[Start]

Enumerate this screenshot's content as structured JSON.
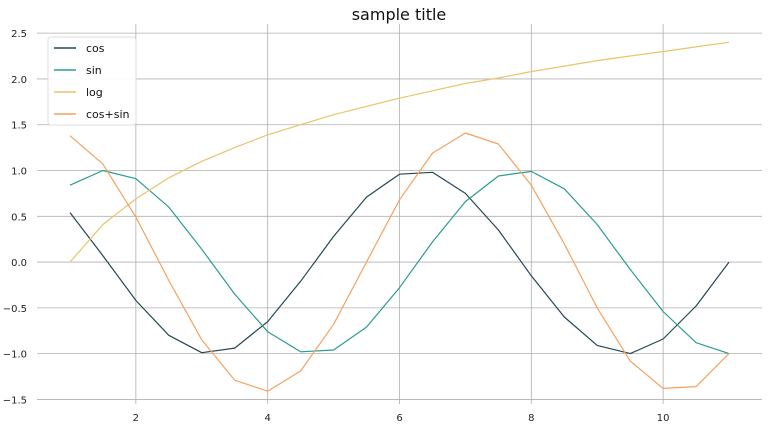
{
  "chart_data": {
    "type": "line",
    "title": "sample title",
    "xlabel": "",
    "ylabel": "",
    "xlim": [
      0.5,
      11.5
    ],
    "ylim": [
      -1.55,
      2.6
    ],
    "xticks": [
      2,
      4,
      6,
      8,
      10
    ],
    "xtick_labels": [
      "2",
      "4",
      "6",
      "8",
      "10"
    ],
    "yticks": [
      -1.5,
      -1.0,
      -0.5,
      0.0,
      0.5,
      1.0,
      1.5,
      2.0,
      2.5
    ],
    "ytick_labels": [
      "−1.5",
      "−1.0",
      "−0.5",
      "0.0",
      "0.5",
      "1.0",
      "1.5",
      "2.0",
      "2.5"
    ],
    "grid": true,
    "legend_position": "top-left",
    "x": [
      1.0,
      1.5,
      2.0,
      2.5,
      3.0,
      3.5,
      4.0,
      4.5,
      5.0,
      5.5,
      6.0,
      6.5,
      7.0,
      7.5,
      8.0,
      8.5,
      9.0,
      9.5,
      10.0,
      10.5,
      11.0
    ],
    "series": [
      {
        "name": "cos",
        "color": "#264653",
        "values": [
          0.54,
          0.07,
          -0.42,
          -0.8,
          -0.99,
          -0.94,
          -0.65,
          -0.21,
          0.28,
          0.71,
          0.96,
          0.98,
          0.75,
          0.35,
          -0.15,
          -0.6,
          -0.91,
          -1.0,
          -0.84,
          -0.48,
          0.0
        ]
      },
      {
        "name": "sin",
        "color": "#2a9d8f",
        "values": [
          0.84,
          1.0,
          0.91,
          0.6,
          0.14,
          -0.35,
          -0.76,
          -0.98,
          -0.96,
          -0.71,
          -0.28,
          0.22,
          0.66,
          0.94,
          0.99,
          0.8,
          0.41,
          -0.08,
          -0.54,
          -0.88,
          -1.0
        ]
      },
      {
        "name": "log",
        "color": "#e9c46a",
        "values": [
          0.0,
          0.41,
          0.69,
          0.92,
          1.1,
          1.25,
          1.39,
          1.5,
          1.61,
          1.7,
          1.79,
          1.87,
          1.95,
          2.01,
          2.08,
          2.14,
          2.2,
          2.25,
          2.3,
          2.35,
          2.4
        ]
      },
      {
        "name": "cos+sin",
        "color": "#f4a261",
        "values": [
          1.38,
          1.07,
          0.49,
          -0.2,
          -0.85,
          -1.29,
          -1.41,
          -1.19,
          -0.68,
          0.0,
          0.68,
          1.19,
          1.41,
          1.29,
          0.84,
          0.2,
          -0.5,
          -1.08,
          -1.38,
          -1.36,
          -1.0
        ]
      }
    ]
  }
}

[End]

* TASK DETAILS
Write out every line above exactly as it is, leaving out the pictures.

* SOLUTION TO THE PROBLEM
Enumerate this screenshot's content as structured JSON.
{
  "chart_data": {
    "type": "line",
    "title": "sample title",
    "xlabel": "",
    "ylabel": "",
    "xlim": [
      0.5,
      11.5
    ],
    "ylim": [
      -1.55,
      2.6
    ],
    "xticks": [
      2,
      4,
      6,
      8,
      10
    ],
    "xtick_labels": [
      "2",
      "4",
      "6",
      "8",
      "10"
    ],
    "yticks": [
      -1.5,
      -1.0,
      -0.5,
      0.0,
      0.5,
      1.0,
      1.5,
      2.0,
      2.5
    ],
    "ytick_labels": [
      "−1.5",
      "−1.0",
      "−0.5",
      "0.0",
      "0.5",
      "1.0",
      "1.5",
      "2.0",
      "2.5"
    ],
    "grid": true,
    "legend_position": "top-left",
    "x": [
      1.0,
      1.5,
      2.0,
      2.5,
      3.0,
      3.5,
      4.0,
      4.5,
      5.0,
      5.5,
      6.0,
      6.5,
      7.0,
      7.5,
      8.0,
      8.5,
      9.0,
      9.5,
      10.0,
      10.5,
      11.0
    ],
    "series": [
      {
        "name": "cos",
        "color": "#264653",
        "values": [
          0.54,
          0.07,
          -0.42,
          -0.8,
          -0.99,
          -0.94,
          -0.65,
          -0.21,
          0.28,
          0.71,
          0.96,
          0.98,
          0.75,
          0.35,
          -0.15,
          -0.6,
          -0.91,
          -1.0,
          -0.84,
          -0.48,
          0.0
        ]
      },
      {
        "name": "sin",
        "color": "#2a9d8f",
        "values": [
          0.84,
          1.0,
          0.91,
          0.6,
          0.14,
          -0.35,
          -0.76,
          -0.98,
          -0.96,
          -0.71,
          -0.28,
          0.22,
          0.66,
          0.94,
          0.99,
          0.8,
          0.41,
          -0.08,
          -0.54,
          -0.88,
          -1.0
        ]
      },
      {
        "name": "log",
        "color": "#e9c46a",
        "values": [
          0.0,
          0.41,
          0.69,
          0.92,
          1.1,
          1.25,
          1.39,
          1.5,
          1.61,
          1.7,
          1.79,
          1.87,
          1.95,
          2.01,
          2.08,
          2.14,
          2.2,
          2.25,
          2.3,
          2.35,
          2.4
        ]
      },
      {
        "name": "cos+sin",
        "color": "#f4a261",
        "values": [
          1.38,
          1.07,
          0.49,
          -0.2,
          -0.85,
          -1.29,
          -1.41,
          -1.19,
          -0.68,
          0.0,
          0.68,
          1.19,
          1.41,
          1.29,
          0.84,
          0.2,
          -0.5,
          -1.08,
          -1.38,
          -1.36,
          -1.0
        ]
      }
    ]
  }
}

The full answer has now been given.